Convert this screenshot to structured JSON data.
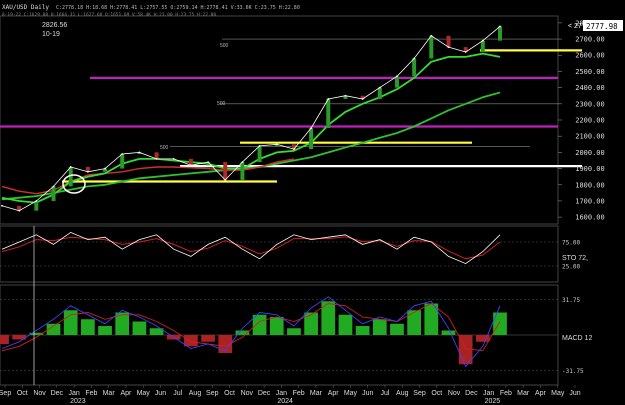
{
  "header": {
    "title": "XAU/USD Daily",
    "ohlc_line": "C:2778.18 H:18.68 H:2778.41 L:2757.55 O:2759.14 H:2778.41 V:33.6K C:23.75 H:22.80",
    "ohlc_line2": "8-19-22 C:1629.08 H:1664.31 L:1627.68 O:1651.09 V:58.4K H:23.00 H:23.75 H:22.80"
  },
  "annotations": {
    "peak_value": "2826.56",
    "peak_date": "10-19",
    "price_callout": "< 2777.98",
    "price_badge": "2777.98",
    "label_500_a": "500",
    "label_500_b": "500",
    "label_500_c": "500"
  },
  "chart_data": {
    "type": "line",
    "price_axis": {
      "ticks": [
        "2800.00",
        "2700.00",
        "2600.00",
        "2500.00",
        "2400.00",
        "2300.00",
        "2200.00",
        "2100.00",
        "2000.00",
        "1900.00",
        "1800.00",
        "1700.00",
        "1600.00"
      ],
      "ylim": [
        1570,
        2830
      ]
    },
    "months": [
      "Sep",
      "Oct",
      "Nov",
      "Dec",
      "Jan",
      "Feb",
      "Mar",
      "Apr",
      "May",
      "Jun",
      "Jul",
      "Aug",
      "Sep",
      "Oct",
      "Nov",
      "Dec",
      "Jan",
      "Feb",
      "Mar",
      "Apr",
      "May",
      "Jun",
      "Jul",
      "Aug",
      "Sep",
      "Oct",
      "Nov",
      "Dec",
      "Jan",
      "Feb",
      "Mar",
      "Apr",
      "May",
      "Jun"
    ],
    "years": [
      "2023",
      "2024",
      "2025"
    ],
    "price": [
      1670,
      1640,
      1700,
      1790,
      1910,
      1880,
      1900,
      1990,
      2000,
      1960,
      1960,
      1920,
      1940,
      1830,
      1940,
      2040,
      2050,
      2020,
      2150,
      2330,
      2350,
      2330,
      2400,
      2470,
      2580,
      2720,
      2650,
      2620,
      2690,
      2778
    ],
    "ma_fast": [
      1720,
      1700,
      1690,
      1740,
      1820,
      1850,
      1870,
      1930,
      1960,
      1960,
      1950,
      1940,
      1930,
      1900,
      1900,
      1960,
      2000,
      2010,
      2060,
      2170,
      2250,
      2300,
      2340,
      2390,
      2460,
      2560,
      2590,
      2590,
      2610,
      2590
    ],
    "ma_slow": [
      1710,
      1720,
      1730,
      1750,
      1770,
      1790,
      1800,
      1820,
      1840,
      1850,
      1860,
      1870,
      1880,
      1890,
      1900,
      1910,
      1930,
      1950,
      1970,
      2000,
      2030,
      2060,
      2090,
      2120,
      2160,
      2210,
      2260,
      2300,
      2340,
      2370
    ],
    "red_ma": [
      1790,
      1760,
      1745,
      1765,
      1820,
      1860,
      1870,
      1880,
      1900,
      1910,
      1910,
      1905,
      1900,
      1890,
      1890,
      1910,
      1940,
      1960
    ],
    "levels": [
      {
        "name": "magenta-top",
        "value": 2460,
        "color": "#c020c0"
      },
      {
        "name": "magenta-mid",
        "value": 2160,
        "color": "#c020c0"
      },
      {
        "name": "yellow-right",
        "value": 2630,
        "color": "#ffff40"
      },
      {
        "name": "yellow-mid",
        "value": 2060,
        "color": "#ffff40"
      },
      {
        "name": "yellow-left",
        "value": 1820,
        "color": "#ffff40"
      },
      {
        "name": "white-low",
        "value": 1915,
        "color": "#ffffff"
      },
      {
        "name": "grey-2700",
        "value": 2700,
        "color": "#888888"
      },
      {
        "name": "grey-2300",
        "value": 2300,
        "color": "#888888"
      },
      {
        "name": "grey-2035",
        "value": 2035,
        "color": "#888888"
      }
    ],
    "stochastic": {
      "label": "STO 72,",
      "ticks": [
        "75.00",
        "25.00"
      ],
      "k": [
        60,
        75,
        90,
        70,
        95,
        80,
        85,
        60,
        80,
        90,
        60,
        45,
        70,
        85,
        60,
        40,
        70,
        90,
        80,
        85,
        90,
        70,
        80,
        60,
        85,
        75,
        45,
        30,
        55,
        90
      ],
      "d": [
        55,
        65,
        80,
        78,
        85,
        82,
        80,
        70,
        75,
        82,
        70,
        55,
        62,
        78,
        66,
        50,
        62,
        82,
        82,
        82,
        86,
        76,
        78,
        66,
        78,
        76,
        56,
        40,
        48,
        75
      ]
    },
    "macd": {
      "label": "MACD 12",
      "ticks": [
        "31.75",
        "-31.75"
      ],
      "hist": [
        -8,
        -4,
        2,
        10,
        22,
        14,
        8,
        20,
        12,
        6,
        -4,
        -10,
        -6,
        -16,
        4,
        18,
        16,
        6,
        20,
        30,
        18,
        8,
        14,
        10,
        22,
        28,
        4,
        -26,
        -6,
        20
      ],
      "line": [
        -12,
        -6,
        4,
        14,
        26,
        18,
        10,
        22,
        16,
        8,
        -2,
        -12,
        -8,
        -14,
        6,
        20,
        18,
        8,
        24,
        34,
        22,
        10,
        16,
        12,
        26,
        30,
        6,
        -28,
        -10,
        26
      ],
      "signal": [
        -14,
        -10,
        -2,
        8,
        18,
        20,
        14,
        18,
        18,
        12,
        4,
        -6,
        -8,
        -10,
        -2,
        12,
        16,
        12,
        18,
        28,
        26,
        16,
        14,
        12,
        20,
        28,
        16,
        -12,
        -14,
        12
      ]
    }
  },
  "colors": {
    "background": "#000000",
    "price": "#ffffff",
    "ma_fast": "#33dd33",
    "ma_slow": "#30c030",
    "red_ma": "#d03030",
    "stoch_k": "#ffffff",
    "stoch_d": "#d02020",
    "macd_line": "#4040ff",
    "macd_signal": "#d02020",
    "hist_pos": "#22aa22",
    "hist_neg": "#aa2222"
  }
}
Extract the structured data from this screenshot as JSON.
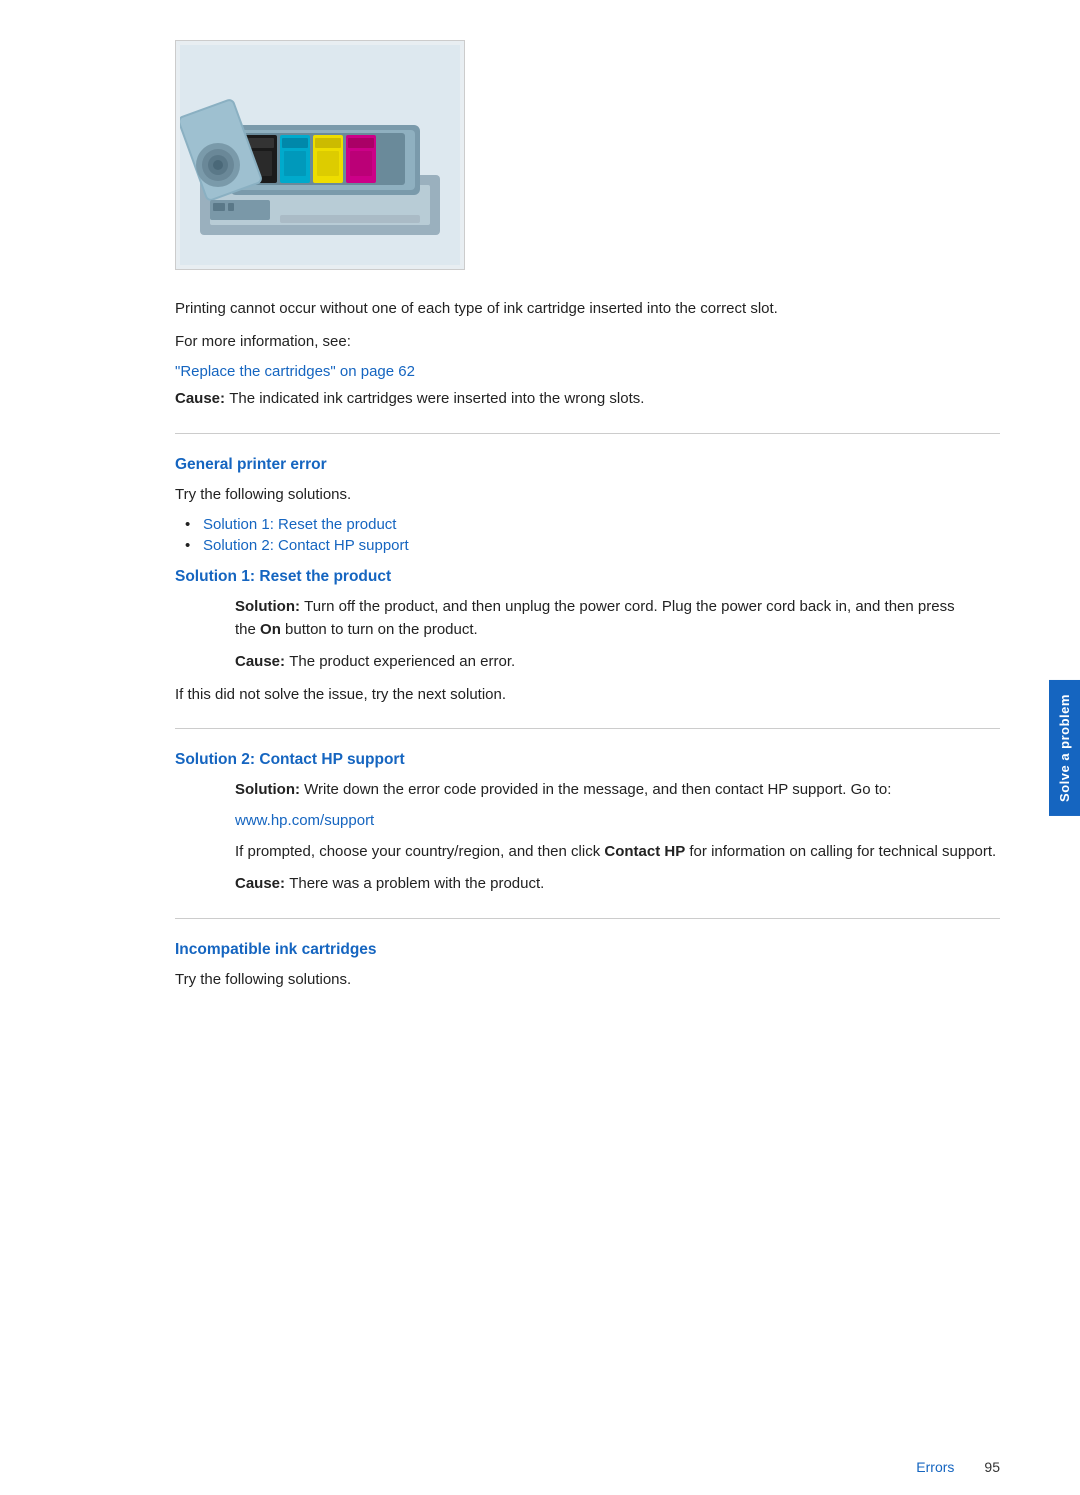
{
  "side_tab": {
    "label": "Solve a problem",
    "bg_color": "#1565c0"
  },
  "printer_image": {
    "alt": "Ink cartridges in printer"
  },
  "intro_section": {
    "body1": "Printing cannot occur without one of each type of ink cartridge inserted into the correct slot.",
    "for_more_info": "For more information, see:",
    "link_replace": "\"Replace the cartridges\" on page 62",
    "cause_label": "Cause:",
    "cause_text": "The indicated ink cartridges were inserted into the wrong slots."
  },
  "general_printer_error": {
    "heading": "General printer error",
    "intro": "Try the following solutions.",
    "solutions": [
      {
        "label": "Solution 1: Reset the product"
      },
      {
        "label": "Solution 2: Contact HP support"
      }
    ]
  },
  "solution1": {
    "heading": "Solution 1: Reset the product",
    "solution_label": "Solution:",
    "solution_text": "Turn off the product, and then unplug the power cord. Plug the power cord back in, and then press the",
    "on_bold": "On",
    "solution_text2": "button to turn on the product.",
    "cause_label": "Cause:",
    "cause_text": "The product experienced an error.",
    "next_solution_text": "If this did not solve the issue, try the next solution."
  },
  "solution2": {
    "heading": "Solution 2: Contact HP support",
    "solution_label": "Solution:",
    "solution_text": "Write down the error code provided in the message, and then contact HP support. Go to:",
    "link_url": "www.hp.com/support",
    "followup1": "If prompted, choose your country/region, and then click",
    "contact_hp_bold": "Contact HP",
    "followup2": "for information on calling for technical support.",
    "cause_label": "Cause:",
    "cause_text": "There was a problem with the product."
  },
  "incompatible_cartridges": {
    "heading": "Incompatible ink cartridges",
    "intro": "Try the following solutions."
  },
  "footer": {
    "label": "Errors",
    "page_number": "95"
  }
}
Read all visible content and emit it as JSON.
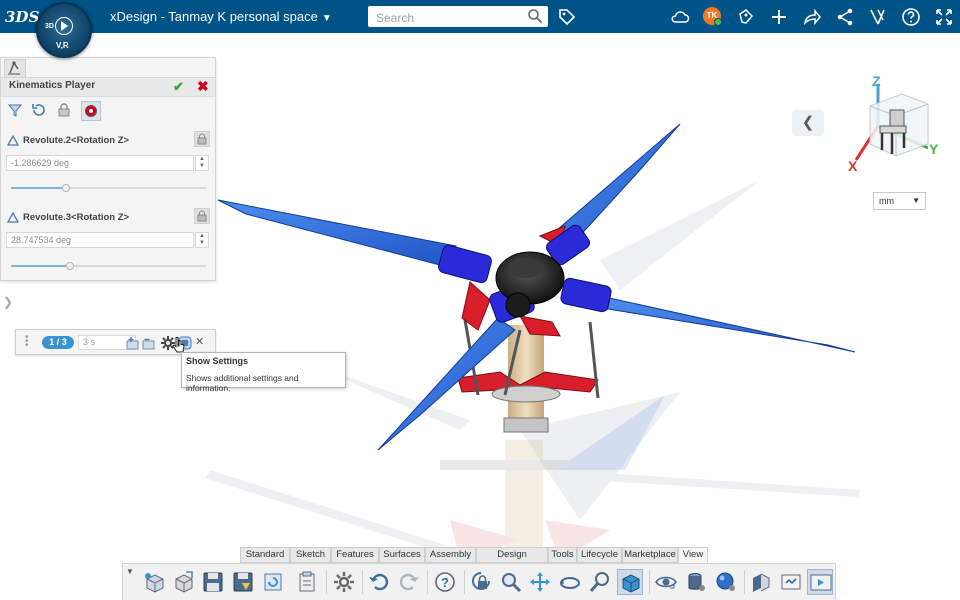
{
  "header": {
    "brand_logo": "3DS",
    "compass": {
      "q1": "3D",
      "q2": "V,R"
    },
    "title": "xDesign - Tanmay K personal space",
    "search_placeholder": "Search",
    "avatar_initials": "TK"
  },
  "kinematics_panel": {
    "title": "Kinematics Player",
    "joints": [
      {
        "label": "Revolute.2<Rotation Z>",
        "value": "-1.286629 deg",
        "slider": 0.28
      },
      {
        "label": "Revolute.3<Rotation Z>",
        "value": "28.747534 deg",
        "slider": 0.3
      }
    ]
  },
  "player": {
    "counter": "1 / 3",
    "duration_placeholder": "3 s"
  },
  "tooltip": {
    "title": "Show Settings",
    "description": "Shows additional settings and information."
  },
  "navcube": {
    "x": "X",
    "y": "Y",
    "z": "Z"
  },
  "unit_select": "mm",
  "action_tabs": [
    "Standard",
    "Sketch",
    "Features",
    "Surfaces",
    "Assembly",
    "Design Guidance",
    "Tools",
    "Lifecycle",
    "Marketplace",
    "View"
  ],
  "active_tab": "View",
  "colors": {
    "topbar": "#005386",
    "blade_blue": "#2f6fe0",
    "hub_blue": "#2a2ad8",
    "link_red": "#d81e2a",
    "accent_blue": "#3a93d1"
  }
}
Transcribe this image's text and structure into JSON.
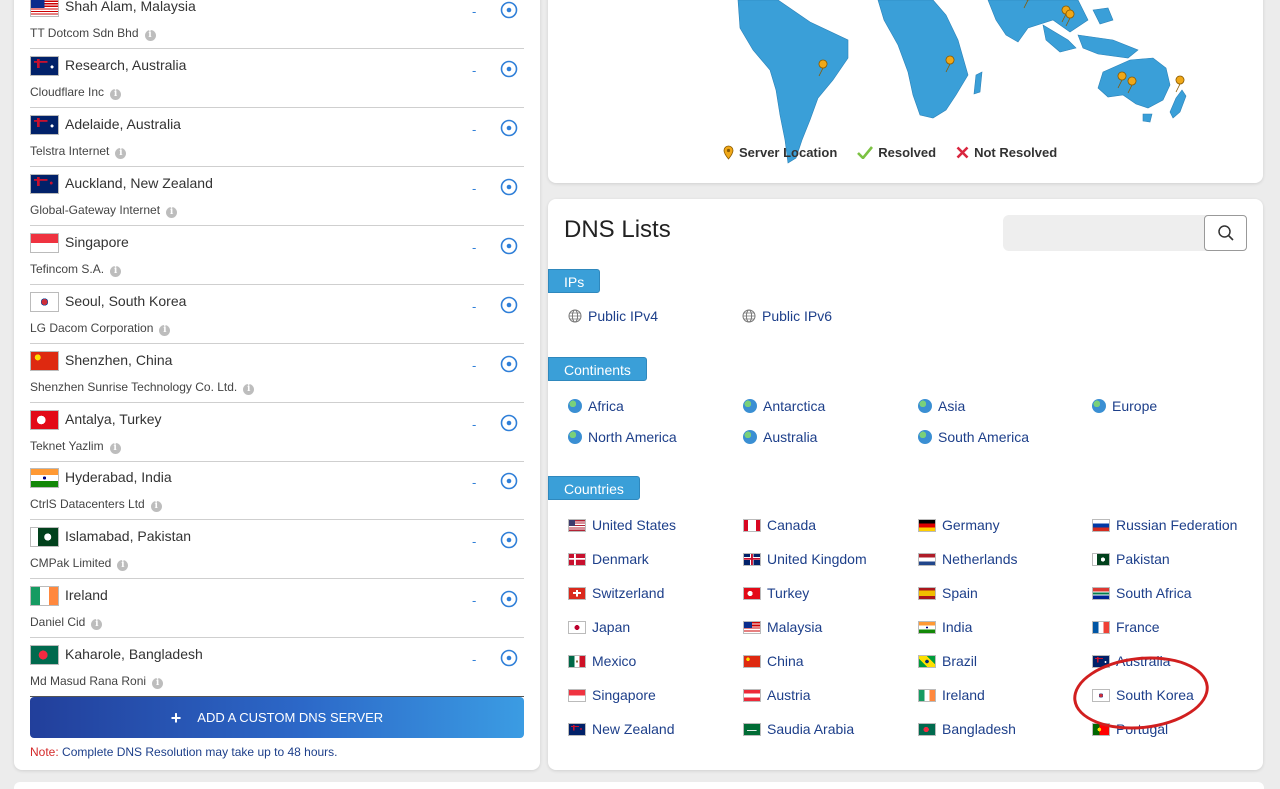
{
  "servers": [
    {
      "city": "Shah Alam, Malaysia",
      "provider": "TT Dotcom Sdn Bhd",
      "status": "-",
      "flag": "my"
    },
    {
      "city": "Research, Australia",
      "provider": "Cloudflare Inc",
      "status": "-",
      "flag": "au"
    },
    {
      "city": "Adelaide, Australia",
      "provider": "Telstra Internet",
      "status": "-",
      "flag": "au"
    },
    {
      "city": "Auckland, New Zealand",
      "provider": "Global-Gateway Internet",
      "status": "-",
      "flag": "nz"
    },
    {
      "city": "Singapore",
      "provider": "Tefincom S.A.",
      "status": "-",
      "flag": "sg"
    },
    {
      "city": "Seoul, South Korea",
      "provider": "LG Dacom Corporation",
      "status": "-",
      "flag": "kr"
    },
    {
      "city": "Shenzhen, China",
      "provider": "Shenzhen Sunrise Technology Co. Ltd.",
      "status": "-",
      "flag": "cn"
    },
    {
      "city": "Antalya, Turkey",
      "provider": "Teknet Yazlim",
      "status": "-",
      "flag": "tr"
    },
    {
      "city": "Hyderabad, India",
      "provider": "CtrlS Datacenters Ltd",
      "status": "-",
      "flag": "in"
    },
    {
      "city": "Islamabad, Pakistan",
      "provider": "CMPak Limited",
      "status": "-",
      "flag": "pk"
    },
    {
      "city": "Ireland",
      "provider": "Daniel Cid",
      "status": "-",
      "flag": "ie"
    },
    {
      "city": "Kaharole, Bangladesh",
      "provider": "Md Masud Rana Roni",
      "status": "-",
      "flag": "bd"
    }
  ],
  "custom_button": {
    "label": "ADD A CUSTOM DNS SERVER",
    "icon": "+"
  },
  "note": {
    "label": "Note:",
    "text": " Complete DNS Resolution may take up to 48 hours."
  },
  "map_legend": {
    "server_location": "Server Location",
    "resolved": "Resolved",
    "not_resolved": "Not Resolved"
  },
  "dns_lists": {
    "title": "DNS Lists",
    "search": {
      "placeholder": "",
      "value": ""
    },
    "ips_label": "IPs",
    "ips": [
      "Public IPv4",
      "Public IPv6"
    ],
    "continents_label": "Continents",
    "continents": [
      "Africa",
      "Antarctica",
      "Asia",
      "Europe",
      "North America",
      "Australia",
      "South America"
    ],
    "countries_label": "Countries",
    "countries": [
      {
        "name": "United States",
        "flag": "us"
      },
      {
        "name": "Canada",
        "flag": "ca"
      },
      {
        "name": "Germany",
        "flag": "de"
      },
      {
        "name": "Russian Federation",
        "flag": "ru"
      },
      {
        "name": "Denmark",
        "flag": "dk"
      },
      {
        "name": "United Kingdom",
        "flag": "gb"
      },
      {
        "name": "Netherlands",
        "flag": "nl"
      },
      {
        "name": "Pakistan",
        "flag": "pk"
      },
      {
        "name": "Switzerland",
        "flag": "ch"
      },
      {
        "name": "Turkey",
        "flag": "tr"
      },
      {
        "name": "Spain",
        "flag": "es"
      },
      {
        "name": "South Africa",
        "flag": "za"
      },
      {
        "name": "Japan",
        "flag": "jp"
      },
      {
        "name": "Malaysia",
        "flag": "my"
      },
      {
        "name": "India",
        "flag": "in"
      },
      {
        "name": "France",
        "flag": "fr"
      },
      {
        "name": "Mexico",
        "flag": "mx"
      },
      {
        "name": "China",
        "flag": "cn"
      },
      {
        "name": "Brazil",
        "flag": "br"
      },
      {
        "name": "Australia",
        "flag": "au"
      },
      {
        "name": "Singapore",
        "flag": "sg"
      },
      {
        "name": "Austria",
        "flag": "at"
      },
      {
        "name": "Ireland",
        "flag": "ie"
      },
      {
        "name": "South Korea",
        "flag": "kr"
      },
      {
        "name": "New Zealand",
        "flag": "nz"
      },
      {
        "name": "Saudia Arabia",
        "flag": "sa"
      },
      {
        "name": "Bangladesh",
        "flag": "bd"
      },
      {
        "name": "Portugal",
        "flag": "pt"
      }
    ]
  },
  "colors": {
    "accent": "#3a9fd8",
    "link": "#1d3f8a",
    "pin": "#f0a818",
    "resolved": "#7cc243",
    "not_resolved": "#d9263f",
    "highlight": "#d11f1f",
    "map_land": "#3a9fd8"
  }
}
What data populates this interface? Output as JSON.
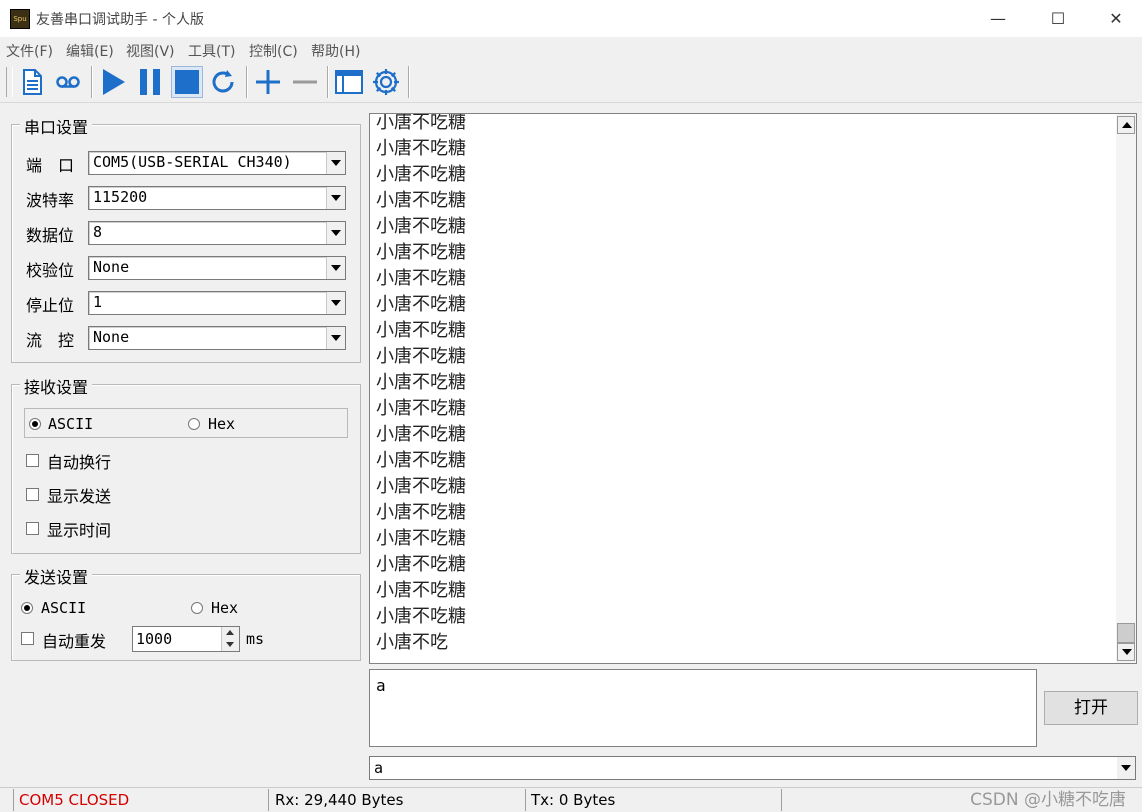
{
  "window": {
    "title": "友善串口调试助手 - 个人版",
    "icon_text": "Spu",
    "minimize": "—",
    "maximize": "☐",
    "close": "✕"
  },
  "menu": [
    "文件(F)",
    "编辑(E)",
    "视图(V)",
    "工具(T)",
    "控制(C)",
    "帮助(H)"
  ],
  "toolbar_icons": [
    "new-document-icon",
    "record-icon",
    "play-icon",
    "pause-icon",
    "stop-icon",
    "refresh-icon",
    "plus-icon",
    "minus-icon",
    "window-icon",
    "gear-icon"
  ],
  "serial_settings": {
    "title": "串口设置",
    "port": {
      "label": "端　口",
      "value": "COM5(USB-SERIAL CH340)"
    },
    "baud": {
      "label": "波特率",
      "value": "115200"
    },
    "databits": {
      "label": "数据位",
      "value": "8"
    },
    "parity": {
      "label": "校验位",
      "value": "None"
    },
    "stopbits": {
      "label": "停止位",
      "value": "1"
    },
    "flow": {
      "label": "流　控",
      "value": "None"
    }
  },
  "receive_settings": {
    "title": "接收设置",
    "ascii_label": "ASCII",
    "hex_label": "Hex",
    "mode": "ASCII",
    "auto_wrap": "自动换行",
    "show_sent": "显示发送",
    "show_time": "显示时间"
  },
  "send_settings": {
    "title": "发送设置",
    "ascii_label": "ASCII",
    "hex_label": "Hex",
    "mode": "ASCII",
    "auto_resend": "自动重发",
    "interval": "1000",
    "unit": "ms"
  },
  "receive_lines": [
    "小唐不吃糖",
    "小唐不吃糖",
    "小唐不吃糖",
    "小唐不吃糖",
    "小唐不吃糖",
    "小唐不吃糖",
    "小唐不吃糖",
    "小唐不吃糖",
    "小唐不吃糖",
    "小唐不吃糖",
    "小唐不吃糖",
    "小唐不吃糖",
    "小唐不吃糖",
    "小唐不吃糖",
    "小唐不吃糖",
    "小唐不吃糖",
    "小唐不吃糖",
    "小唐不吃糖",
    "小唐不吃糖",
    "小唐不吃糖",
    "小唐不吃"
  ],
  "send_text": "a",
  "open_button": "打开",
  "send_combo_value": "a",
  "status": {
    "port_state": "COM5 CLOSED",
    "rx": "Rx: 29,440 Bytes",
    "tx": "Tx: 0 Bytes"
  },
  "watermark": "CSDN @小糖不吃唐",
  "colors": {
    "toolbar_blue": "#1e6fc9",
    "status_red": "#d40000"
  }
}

:::::

OBJECTIVE
Lines that hold "Bangladesh" are the ones to copy; find all of them.

FINAL RESULT
      "city": "Kaharole, Bangladesh",
        "name": "Bangladesh",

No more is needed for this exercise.